• [SELECTED PASSAGE]
************
Minority Leader of the California Assembly
- In office 1947–1948
- Preceded by: Alfred W. Robertson
- Succeeded by: Julian Beck

Member of the California State Assembly
- In office January 6, 1947 – January 3, 1955
- Preceded by: Walter J. Fourt
- Succeeded by: Rex M. Cunningham
- Constituency: 38th district (1947–1953) 37th district (1953–1955)
- In office January 6, 1941 – January 4, 1943
- Preceded by: Roscoe W. Burson
- Succeeded by: William H. Rosenthal
- Constituency: 40th district

Personal details
- Born: John Bleecker Cooke May 17, 1885 Fort Smith, Arkansas, U.S.
- Died: June 26, 1971 (aged 86) Palo Alto, California, U.S.
- Party: Democratic
- Spouse(s): Alvina Nagel ​ ​(m. 1908, died)​ Anne Klassen Joslin ​(m. 1924)​
- Children: 1
- Relatives: Charles M. Cooke Jr. (brother)
************
(Records from a collection)
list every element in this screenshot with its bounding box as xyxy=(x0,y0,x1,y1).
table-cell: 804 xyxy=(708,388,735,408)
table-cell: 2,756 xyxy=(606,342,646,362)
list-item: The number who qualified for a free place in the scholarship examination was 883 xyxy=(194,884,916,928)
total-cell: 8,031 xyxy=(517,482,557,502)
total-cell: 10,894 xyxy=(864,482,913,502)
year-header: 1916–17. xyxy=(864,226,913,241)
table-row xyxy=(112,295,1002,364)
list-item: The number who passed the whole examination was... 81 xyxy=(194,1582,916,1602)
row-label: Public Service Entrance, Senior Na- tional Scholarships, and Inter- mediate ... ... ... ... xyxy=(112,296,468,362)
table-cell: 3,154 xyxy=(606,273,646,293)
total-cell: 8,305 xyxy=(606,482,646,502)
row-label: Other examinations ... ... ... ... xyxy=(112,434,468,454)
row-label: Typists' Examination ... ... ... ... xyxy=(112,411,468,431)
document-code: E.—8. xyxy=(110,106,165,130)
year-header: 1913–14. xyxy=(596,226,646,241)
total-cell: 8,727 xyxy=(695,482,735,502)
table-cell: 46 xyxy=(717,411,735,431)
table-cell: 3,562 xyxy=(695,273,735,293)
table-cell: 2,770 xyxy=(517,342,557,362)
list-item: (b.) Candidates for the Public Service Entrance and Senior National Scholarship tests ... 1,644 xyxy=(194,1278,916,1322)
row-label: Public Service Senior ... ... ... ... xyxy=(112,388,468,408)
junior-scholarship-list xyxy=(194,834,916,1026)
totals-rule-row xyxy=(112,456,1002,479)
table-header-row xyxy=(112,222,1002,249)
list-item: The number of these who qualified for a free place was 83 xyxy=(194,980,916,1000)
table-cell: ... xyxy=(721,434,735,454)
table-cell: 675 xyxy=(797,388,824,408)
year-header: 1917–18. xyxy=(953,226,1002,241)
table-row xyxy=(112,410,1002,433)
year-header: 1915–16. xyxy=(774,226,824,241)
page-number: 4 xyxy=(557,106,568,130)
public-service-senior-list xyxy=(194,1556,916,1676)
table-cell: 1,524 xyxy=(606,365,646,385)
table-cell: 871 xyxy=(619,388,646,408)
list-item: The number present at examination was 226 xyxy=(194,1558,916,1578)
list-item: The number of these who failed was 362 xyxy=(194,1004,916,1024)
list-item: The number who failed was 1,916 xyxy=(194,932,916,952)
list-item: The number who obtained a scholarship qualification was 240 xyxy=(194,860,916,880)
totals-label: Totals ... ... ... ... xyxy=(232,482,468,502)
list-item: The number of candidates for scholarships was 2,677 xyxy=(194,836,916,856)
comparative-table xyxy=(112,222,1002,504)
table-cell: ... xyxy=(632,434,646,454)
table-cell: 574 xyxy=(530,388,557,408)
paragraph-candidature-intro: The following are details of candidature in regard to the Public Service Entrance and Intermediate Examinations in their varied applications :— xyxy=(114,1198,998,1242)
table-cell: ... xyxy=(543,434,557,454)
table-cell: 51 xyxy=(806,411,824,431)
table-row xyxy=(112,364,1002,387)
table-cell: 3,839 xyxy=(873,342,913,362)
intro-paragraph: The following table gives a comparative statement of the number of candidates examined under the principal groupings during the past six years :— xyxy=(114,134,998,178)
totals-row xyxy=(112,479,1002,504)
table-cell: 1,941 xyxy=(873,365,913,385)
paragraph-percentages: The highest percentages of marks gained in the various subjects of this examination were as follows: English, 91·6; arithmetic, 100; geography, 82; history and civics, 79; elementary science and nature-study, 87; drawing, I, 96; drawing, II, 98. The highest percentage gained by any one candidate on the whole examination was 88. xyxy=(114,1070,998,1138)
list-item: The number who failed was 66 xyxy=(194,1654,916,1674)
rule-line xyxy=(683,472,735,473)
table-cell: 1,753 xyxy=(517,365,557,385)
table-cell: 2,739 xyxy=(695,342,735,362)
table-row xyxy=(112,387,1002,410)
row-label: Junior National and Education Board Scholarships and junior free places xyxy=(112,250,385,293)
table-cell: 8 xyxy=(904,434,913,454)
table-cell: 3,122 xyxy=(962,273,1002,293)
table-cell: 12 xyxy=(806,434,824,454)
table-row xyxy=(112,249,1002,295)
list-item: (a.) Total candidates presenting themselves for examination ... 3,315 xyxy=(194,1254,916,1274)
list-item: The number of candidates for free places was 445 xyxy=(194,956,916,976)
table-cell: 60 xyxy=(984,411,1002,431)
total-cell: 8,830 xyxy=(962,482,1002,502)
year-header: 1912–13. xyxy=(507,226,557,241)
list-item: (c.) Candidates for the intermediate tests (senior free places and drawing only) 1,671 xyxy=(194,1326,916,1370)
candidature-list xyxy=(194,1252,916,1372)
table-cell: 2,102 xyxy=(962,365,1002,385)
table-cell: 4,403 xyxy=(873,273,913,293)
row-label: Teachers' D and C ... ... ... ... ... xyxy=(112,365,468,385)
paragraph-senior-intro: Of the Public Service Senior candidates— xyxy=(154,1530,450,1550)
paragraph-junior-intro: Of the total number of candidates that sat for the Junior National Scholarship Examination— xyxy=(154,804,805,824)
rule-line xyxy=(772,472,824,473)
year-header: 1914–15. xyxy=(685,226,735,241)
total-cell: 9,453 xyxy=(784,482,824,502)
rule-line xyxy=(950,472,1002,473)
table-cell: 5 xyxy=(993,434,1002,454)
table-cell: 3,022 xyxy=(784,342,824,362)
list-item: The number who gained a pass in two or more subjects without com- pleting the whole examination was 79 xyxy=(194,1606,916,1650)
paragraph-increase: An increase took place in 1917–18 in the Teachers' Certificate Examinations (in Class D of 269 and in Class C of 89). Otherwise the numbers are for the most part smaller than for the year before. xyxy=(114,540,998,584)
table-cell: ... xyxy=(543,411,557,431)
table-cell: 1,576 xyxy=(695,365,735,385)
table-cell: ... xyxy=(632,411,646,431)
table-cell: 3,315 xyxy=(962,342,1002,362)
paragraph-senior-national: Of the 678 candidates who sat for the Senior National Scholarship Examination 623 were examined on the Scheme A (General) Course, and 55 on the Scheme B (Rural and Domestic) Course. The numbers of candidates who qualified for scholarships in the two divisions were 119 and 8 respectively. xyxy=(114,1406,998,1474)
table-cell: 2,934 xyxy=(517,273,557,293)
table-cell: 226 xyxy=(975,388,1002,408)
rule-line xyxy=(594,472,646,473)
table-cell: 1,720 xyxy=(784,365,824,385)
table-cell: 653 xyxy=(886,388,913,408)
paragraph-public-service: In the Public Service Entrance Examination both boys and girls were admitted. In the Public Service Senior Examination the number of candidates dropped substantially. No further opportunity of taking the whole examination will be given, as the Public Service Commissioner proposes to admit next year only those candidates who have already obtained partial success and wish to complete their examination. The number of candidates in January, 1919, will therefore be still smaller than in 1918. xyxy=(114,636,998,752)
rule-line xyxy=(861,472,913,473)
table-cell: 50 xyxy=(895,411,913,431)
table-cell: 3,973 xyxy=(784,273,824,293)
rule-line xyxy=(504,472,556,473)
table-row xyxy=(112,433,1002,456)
************
• [WORK ITEM A]
Decide whether each statement agrees with the profile of John Bleecker Cooke, answering yes or no and quoting the deciding words of the profile: (i) He held the post of Minority Leader of the California Assembly from 1947 to 1948. (ii) He was born in Palo Alto, California. (iii) He belonged to the Republican Party.
• [WORK ITEM B]
Proceed with the profile of John Bleecker Cooke from the point at which it ends.

• [ANSWER SECTION A]
(i) Yes: "In office 1947–1948"
(ii) No: "Fort Smith, Arkansas, U.S."
(iii) No: "Party: Democratic"

• [ANSWER SECTION B]
Military service
- Allegiance: United States
- Branch/service: United States Navy
- Years of service: 1905–1923 1941–1946
- Rank: Commander
- Battles/wars: World War I World War II

= John B. Cooke =

American politician

John Bleecker Cooke (May 17, 1885 – June 26, 1971) served in the California State Assembly for the 40th district from 1941 to 1943, the 38th and 37th district from 1947 to 1955. During World War I and World War II he also served in the United States Navy. Cooke died in Palo Alto in 1971 and was buried in Arlington National Cemetery.

His younger brother, Charles M. Cooke Jr., was a United States Naval Academy graduate and four-star admiral.